◆ **What is expected**
Looking at the listing, state how many of its lines contain the string "ομώνυμου". Write only the number.

━━━ Data supplied

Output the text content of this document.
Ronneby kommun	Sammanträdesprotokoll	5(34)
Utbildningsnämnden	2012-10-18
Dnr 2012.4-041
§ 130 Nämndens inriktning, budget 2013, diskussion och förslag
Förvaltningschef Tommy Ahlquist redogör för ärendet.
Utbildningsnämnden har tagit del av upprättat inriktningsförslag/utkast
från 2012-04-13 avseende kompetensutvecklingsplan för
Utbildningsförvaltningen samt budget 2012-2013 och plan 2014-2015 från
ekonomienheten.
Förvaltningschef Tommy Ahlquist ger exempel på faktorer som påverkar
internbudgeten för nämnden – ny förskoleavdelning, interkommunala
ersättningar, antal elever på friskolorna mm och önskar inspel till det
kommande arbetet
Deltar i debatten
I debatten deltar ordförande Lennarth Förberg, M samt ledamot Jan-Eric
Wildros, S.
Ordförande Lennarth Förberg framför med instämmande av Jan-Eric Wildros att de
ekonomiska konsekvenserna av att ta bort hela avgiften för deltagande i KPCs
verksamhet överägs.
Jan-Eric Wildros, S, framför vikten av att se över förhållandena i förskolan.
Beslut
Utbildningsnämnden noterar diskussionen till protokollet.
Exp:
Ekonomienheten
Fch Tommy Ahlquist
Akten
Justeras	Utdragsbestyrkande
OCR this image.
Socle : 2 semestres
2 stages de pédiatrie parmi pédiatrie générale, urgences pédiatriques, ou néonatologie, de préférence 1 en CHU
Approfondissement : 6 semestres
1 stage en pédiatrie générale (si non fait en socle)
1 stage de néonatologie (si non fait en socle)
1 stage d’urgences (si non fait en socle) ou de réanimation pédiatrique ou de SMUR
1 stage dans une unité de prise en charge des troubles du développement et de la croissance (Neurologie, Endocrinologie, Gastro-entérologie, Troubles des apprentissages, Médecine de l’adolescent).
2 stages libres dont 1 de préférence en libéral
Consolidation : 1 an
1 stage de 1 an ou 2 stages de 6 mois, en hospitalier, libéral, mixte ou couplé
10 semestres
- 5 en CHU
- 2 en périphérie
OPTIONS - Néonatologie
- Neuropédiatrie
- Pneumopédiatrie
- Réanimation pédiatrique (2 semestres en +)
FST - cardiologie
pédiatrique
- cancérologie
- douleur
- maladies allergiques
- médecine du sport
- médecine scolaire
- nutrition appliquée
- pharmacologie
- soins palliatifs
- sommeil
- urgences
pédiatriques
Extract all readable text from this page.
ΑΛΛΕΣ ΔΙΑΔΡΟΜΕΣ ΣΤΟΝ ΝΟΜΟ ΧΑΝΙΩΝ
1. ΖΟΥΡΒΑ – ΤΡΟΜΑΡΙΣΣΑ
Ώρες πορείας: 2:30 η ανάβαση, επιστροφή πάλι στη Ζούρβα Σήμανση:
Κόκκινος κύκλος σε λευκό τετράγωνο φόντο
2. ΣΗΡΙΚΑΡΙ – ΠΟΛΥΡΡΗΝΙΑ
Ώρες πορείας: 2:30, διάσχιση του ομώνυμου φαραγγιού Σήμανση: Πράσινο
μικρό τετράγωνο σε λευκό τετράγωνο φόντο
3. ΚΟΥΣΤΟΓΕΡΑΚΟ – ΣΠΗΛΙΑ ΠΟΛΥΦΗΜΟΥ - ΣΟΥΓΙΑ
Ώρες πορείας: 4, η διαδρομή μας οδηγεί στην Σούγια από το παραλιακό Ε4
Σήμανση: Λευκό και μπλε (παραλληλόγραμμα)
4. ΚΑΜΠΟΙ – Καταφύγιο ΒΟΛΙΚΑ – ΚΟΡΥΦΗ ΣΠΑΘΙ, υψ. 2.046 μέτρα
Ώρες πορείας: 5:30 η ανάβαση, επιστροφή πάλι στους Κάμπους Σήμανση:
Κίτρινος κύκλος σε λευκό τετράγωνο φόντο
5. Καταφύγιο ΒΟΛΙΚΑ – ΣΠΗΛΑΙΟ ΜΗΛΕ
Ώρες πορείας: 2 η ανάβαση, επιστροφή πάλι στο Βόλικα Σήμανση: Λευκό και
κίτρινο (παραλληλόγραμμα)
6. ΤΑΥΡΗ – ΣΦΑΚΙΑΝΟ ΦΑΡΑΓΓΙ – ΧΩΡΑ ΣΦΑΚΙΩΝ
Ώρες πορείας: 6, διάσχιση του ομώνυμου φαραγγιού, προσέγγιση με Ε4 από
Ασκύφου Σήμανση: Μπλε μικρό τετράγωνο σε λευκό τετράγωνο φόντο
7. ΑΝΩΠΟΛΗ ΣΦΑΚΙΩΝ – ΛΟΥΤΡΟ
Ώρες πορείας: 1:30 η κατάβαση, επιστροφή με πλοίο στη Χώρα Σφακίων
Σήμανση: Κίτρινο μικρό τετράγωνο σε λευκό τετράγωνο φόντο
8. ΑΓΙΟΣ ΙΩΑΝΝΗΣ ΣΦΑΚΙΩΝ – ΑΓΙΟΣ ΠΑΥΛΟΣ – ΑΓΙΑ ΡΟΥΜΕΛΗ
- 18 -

━━━━━━

◆ **Result of the task**
2